-- TO BE DONE --
Make an exact copy of all the material below, apart from the pictures.

-- GIVEN DATA --
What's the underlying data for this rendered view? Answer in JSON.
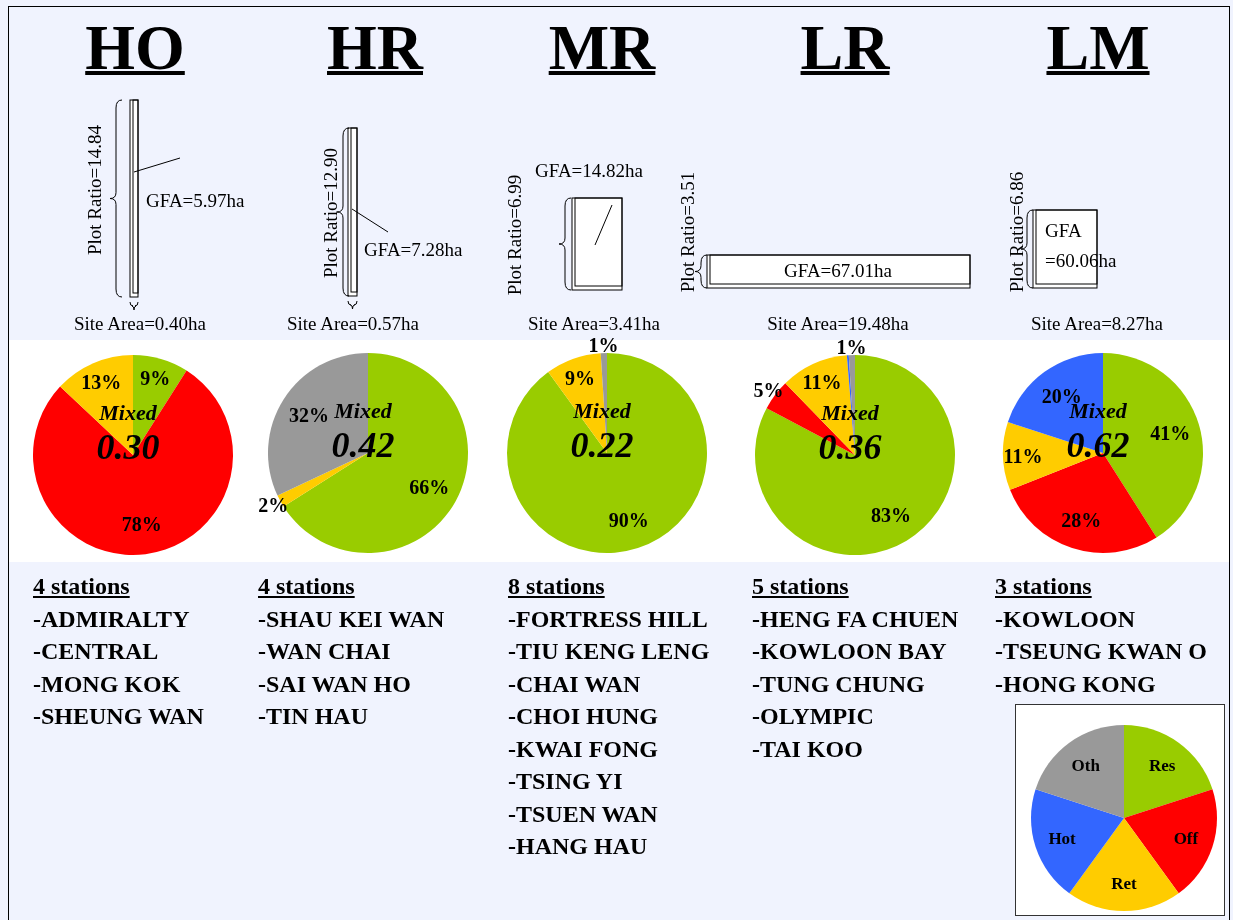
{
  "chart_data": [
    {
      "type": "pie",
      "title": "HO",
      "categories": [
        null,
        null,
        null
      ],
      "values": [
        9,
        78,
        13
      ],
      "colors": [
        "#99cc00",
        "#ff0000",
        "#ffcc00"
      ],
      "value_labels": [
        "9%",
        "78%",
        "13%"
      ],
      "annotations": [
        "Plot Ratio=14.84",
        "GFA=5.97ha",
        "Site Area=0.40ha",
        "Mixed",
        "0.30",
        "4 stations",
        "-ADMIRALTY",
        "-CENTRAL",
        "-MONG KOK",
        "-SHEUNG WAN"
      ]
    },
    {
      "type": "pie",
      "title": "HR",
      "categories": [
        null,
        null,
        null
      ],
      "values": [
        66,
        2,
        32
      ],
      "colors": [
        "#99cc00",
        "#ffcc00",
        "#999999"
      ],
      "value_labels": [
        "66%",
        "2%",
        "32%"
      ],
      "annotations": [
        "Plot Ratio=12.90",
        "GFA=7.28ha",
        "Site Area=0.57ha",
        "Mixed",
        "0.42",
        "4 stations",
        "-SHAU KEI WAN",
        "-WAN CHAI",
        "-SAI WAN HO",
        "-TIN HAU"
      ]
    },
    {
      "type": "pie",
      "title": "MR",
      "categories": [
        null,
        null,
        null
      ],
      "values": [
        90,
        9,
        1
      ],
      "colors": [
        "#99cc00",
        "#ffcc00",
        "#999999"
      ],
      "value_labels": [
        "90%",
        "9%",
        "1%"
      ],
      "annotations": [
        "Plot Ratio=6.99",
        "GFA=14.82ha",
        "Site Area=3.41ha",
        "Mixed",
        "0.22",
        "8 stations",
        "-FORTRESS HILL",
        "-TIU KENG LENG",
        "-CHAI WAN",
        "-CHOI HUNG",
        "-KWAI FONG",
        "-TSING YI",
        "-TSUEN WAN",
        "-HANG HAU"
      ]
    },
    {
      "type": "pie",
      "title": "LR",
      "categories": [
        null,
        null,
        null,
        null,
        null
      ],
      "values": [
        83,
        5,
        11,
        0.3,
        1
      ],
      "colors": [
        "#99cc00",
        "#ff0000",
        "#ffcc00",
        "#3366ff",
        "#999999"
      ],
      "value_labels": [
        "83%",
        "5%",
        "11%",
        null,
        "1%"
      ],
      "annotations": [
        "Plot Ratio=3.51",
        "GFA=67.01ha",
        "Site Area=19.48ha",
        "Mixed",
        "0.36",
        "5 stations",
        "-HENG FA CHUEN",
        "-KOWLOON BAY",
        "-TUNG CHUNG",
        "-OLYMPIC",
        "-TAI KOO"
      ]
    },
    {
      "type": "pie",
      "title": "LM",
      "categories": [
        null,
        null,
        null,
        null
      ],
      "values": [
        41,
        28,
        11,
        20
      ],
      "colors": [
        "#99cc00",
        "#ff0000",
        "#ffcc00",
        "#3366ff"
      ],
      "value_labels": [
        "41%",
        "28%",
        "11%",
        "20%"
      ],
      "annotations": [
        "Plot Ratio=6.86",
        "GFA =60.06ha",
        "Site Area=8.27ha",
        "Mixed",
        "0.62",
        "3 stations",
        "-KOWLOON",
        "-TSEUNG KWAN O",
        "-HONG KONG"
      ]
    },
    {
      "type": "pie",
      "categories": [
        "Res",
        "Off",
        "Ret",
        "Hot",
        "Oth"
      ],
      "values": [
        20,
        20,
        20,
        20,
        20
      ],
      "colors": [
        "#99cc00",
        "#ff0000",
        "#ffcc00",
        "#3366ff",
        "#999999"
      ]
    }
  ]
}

-- WORKED ANSWER --
What's the underlying data for this rendered view? Answer in JSON.
{
  "chart_data": [
    {
      "type": "pie",
      "title": "HO",
      "categories": [
        null,
        null,
        null
      ],
      "values": [
        9,
        78,
        13
      ],
      "colors": [
        "#99cc00",
        "#ff0000",
        "#ffcc00"
      ],
      "value_labels": [
        "9%",
        "78%",
        "13%"
      ],
      "annotations": [
        "Plot Ratio=14.84",
        "GFA=5.97ha",
        "Site Area=0.40ha",
        "Mixed",
        "0.30",
        "4 stations",
        "-ADMIRALTY",
        "-CENTRAL",
        "-MONG KOK",
        "-SHEUNG WAN"
      ]
    },
    {
      "type": "pie",
      "title": "HR",
      "categories": [
        null,
        null,
        null
      ],
      "values": [
        66,
        2,
        32
      ],
      "colors": [
        "#99cc00",
        "#ffcc00",
        "#999999"
      ],
      "value_labels": [
        "66%",
        "2%",
        "32%"
      ],
      "annotations": [
        "Plot Ratio=12.90",
        "GFA=7.28ha",
        "Site Area=0.57ha",
        "Mixed",
        "0.42",
        "4 stations",
        "-SHAU KEI WAN",
        "-WAN CHAI",
        "-SAI WAN HO",
        "-TIN HAU"
      ]
    },
    {
      "type": "pie",
      "title": "MR",
      "categories": [
        null,
        null,
        null
      ],
      "values": [
        90,
        9,
        1
      ],
      "colors": [
        "#99cc00",
        "#ffcc00",
        "#999999"
      ],
      "value_labels": [
        "90%",
        "9%",
        "1%"
      ],
      "annotations": [
        "Plot Ratio=6.99",
        "GFA=14.82ha",
        "Site Area=3.41ha",
        "Mixed",
        "0.22",
        "8 stations",
        "-FORTRESS HILL",
        "-TIU KENG LENG",
        "-CHAI WAN",
        "-CHOI HUNG",
        "-KWAI FONG",
        "-TSING YI",
        "-TSUEN WAN",
        "-HANG HAU"
      ]
    },
    {
      "type": "pie",
      "title": "LR",
      "categories": [
        null,
        null,
        null,
        null,
        null
      ],
      "values": [
        83,
        5,
        11,
        0.3,
        1
      ],
      "colors": [
        "#99cc00",
        "#ff0000",
        "#ffcc00",
        "#3366ff",
        "#999999"
      ],
      "value_labels": [
        "83%",
        "5%",
        "11%",
        null,
        "1%"
      ],
      "annotations": [
        "Plot Ratio=3.51",
        "GFA=67.01ha",
        "Site Area=19.48ha",
        "Mixed",
        "0.36",
        "5 stations",
        "-HENG FA CHUEN",
        "-KOWLOON BAY",
        "-TUNG CHUNG",
        "-OLYMPIC",
        "-TAI KOO"
      ]
    },
    {
      "type": "pie",
      "title": "LM",
      "categories": [
        null,
        null,
        null,
        null
      ],
      "values": [
        41,
        28,
        11,
        20
      ],
      "colors": [
        "#99cc00",
        "#ff0000",
        "#ffcc00",
        "#3366ff"
      ],
      "value_labels": [
        "41%",
        "28%",
        "11%",
        "20%"
      ],
      "annotations": [
        "Plot Ratio=6.86",
        "GFA =60.06ha",
        "Site Area=8.27ha",
        "Mixed",
        "0.62",
        "3 stations",
        "-KOWLOON",
        "-TSEUNG KWAN O",
        "-HONG KONG"
      ]
    },
    {
      "type": "pie",
      "categories": [
        "Res",
        "Off",
        "Ret",
        "Hot",
        "Oth"
      ],
      "values": [
        20,
        20,
        20,
        20,
        20
      ],
      "colors": [
        "#99cc00",
        "#ff0000",
        "#ffcc00",
        "#3366ff",
        "#999999"
      ]
    }
  ]
}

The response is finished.